● **TO DO**
Which lines in the records below contain the word "einer"? Copy each of them.
════════════════════
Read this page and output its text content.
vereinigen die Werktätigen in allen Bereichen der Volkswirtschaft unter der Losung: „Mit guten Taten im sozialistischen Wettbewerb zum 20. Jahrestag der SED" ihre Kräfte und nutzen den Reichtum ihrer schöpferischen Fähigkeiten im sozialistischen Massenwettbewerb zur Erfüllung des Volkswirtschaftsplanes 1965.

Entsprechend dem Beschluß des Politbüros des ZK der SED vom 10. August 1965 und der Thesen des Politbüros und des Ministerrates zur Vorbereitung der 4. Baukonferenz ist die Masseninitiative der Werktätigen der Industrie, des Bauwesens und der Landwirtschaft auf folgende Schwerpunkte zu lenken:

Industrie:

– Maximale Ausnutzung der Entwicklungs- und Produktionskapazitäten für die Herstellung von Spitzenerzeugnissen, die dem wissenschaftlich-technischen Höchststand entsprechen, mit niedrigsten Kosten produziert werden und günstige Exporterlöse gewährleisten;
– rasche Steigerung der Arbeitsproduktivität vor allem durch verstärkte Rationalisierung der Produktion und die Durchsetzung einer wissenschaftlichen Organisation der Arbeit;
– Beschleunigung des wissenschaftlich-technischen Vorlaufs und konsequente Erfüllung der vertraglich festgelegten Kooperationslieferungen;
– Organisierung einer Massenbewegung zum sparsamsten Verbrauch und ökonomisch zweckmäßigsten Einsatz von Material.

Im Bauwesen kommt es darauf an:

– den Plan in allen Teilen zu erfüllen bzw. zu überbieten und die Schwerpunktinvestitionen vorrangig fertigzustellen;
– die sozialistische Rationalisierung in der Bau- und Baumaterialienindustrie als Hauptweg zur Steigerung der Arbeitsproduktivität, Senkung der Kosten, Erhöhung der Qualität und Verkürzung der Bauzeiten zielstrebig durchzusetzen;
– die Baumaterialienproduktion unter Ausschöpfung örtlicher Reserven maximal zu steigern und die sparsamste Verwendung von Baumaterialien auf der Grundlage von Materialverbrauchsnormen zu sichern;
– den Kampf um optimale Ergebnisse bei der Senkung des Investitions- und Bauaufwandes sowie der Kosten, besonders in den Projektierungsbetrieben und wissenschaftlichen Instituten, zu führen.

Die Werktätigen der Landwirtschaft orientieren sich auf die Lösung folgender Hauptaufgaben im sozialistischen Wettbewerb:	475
════════════════════
● **OUTPUT OF THE EXERCISE**
– rasche Steigerung der Arbeitsproduktivität vor allem durch verstärkte Rationalisierung der Produktion und die Durchsetzung einer wissenschaftlichen Organisation der Arbeit;
– Organisierung einer Massenbewegung zum sparsamsten Verbrauch und ökonomisch zweckmäßigsten Einsatz von Material.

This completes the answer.